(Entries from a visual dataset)
## Start

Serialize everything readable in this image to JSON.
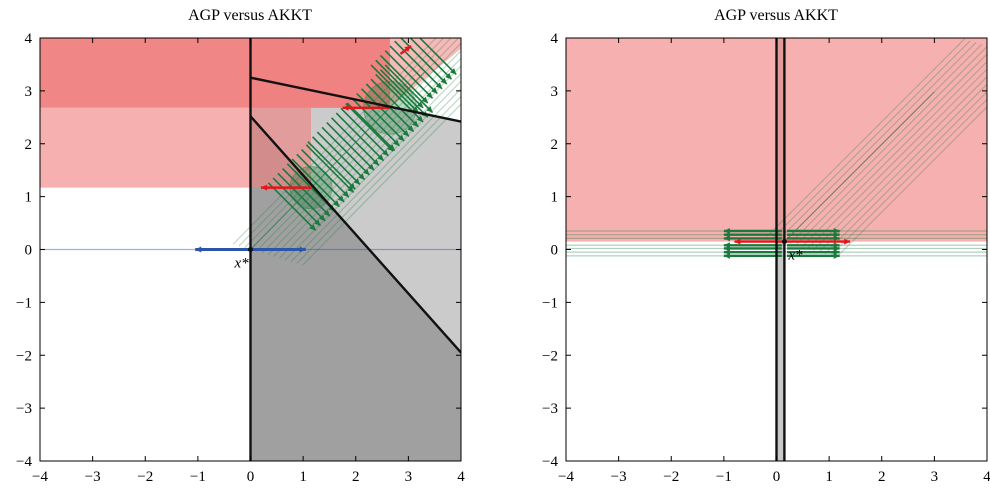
{
  "chart_data": [
    {
      "type": "scatter",
      "title": "AGP versus AKKT",
      "xlim": [
        -4,
        4
      ],
      "ylim": [
        -4,
        4
      ],
      "x_ticks": [
        "−4",
        "−3",
        "−2",
        "−1",
        "0",
        "1",
        "2",
        "3",
        "4"
      ],
      "y_ticks": [
        "−4",
        "−3",
        "−2",
        "−1",
        "0",
        "1",
        "2",
        "3",
        "4"
      ],
      "point_label": "x*",
      "point": [
        0,
        0
      ],
      "colors": {
        "red_region": "#f08080",
        "gray_region": "#a0a0a0",
        "green": "#1a7a3c",
        "red": "#e8141b",
        "blue": "#2a55a8"
      },
      "boundaries": [
        {
          "x": [
            0,
            0
          ],
          "y": [
            -4,
            4
          ]
        },
        {
          "x": [
            0,
            4
          ],
          "y": [
            3.25,
            2.42
          ]
        },
        {
          "x": [
            0,
            4
          ],
          "y": [
            2.52,
            -1.95
          ]
        }
      ],
      "red_regions": [
        {
          "x": [
            -4,
            0
          ],
          "y": [
            2.68,
            4
          ],
          "shade": "dark"
        },
        {
          "x": [
            -4,
            0
          ],
          "y": [
            1.17,
            2.68
          ],
          "shade": "light"
        },
        {
          "x": [
            0,
            2.65
          ],
          "y": [
            2.68,
            4
          ],
          "shade": "dark"
        },
        {
          "x": [
            0,
            1.15
          ],
          "y": [
            1.17,
            2.68
          ],
          "shade": "light"
        }
      ],
      "path": {
        "x": [
          0,
          1.15,
          2.65,
          3.3
        ],
        "y": [
          0,
          1.17,
          2.68,
          3.35
        ]
      },
      "circles": [
        {
          "x": 1.15,
          "y": 1.17,
          "r": 0.4
        },
        {
          "x": 2.65,
          "y": 2.68,
          "r": 0.5
        }
      ],
      "arrows_red": [
        {
          "x": [
            1.15,
            0.2
          ],
          "y": [
            1.17,
            1.17
          ]
        },
        {
          "x": [
            2.65,
            1.75
          ],
          "y": [
            2.68,
            2.68
          ]
        },
        {
          "x": [
            2.85,
            3.05
          ],
          "y": [
            3.7,
            3.85
          ]
        }
      ],
      "arrows_blue": [
        {
          "x": [
            0,
            -1.05
          ],
          "y": [
            0,
            0
          ]
        },
        {
          "x": [
            0,
            1.05
          ],
          "y": [
            0,
            0
          ]
        }
      ]
    },
    {
      "type": "scatter",
      "title": "AGP versus AKKT",
      "xlim": [
        -4,
        4
      ],
      "ylim": [
        -4,
        4
      ],
      "x_ticks": [
        "−4",
        "−3",
        "−2",
        "−1",
        "0",
        "1",
        "2",
        "3",
        "4"
      ],
      "y_ticks": [
        "−4",
        "−3",
        "−2",
        "−1",
        "0",
        "1",
        "2",
        "3",
        "4"
      ],
      "point_label": "x*",
      "point": [
        0.15,
        0.15
      ],
      "colors": {
        "red_region": "#f08080",
        "gray_region": "#c8c8c8",
        "green": "#1a7a3c",
        "red": "#e8141b"
      },
      "boundaries": [
        {
          "x": [
            0,
            0
          ],
          "y": [
            -4,
            4
          ]
        },
        {
          "x": [
            0.15,
            0.15
          ],
          "y": [
            -4,
            4
          ]
        }
      ],
      "red_regions": [
        {
          "x": [
            -4,
            4
          ],
          "y": [
            0.15,
            4
          ],
          "shade": "light"
        }
      ],
      "path": {
        "x": [
          0.15,
          3.0
        ],
        "y": [
          0.15,
          2.98
        ]
      },
      "arrows_red": [
        {
          "x": [
            0.15,
            -0.8
          ],
          "y": [
            0.15,
            0.15
          ]
        },
        {
          "x": [
            0.15,
            1.4
          ],
          "y": [
            0.15,
            0.15
          ]
        }
      ],
      "green_line_levels": [
        0.35,
        0.28,
        0.21,
        0.08,
        0.02,
        -0.05,
        -0.12
      ]
    }
  ]
}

## End

### [What is expected]
The records above should be reproduced exactly, with no pictures included.

### [Full output]
Serialize everything readable in this image to JSON.
{
  "chart_data": [
    {
      "type": "scatter",
      "title": "AGP versus AKKT",
      "xlim": [
        -4,
        4
      ],
      "ylim": [
        -4,
        4
      ],
      "x_ticks": [
        "−4",
        "−3",
        "−2",
        "−1",
        "0",
        "1",
        "2",
        "3",
        "4"
      ],
      "y_ticks": [
        "−4",
        "−3",
        "−2",
        "−1",
        "0",
        "1",
        "2",
        "3",
        "4"
      ],
      "point_label": "x*",
      "point": [
        0,
        0
      ],
      "colors": {
        "red_region": "#f08080",
        "gray_region": "#a0a0a0",
        "green": "#1a7a3c",
        "red": "#e8141b",
        "blue": "#2a55a8"
      },
      "boundaries": [
        {
          "x": [
            0,
            0
          ],
          "y": [
            -4,
            4
          ]
        },
        {
          "x": [
            0,
            4
          ],
          "y": [
            3.25,
            2.42
          ]
        },
        {
          "x": [
            0,
            4
          ],
          "y": [
            2.52,
            -1.95
          ]
        }
      ],
      "red_regions": [
        {
          "x": [
            -4,
            0
          ],
          "y": [
            2.68,
            4
          ],
          "shade": "dark"
        },
        {
          "x": [
            -4,
            0
          ],
          "y": [
            1.17,
            2.68
          ],
          "shade": "light"
        },
        {
          "x": [
            0,
            2.65
          ],
          "y": [
            2.68,
            4
          ],
          "shade": "dark"
        },
        {
          "x": [
            0,
            1.15
          ],
          "y": [
            1.17,
            2.68
          ],
          "shade": "light"
        }
      ],
      "path": {
        "x": [
          0,
          1.15,
          2.65,
          3.3
        ],
        "y": [
          0,
          1.17,
          2.68,
          3.35
        ]
      },
      "circles": [
        {
          "x": 1.15,
          "y": 1.17,
          "r": 0.4
        },
        {
          "x": 2.65,
          "y": 2.68,
          "r": 0.5
        }
      ],
      "arrows_red": [
        {
          "x": [
            1.15,
            0.2
          ],
          "y": [
            1.17,
            1.17
          ]
        },
        {
          "x": [
            2.65,
            1.75
          ],
          "y": [
            2.68,
            2.68
          ]
        },
        {
          "x": [
            2.85,
            3.05
          ],
          "y": [
            3.7,
            3.85
          ]
        }
      ],
      "arrows_blue": [
        {
          "x": [
            0,
            -1.05
          ],
          "y": [
            0,
            0
          ]
        },
        {
          "x": [
            0,
            1.05
          ],
          "y": [
            0,
            0
          ]
        }
      ]
    },
    {
      "type": "scatter",
      "title": "AGP versus AKKT",
      "xlim": [
        -4,
        4
      ],
      "ylim": [
        -4,
        4
      ],
      "x_ticks": [
        "−4",
        "−3",
        "−2",
        "−1",
        "0",
        "1",
        "2",
        "3",
        "4"
      ],
      "y_ticks": [
        "−4",
        "−3",
        "−2",
        "−1",
        "0",
        "1",
        "2",
        "3",
        "4"
      ],
      "point_label": "x*",
      "point": [
        0.15,
        0.15
      ],
      "colors": {
        "red_region": "#f08080",
        "gray_region": "#c8c8c8",
        "green": "#1a7a3c",
        "red": "#e8141b"
      },
      "boundaries": [
        {
          "x": [
            0,
            0
          ],
          "y": [
            -4,
            4
          ]
        },
        {
          "x": [
            0.15,
            0.15
          ],
          "y": [
            -4,
            4
          ]
        }
      ],
      "red_regions": [
        {
          "x": [
            -4,
            4
          ],
          "y": [
            0.15,
            4
          ],
          "shade": "light"
        }
      ],
      "path": {
        "x": [
          0.15,
          3.0
        ],
        "y": [
          0.15,
          2.98
        ]
      },
      "arrows_red": [
        {
          "x": [
            0.15,
            -0.8
          ],
          "y": [
            0.15,
            0.15
          ]
        },
        {
          "x": [
            0.15,
            1.4
          ],
          "y": [
            0.15,
            0.15
          ]
        }
      ],
      "green_line_levels": [
        0.35,
        0.28,
        0.21,
        0.08,
        0.02,
        -0.05,
        -0.12
      ]
    }
  ]
}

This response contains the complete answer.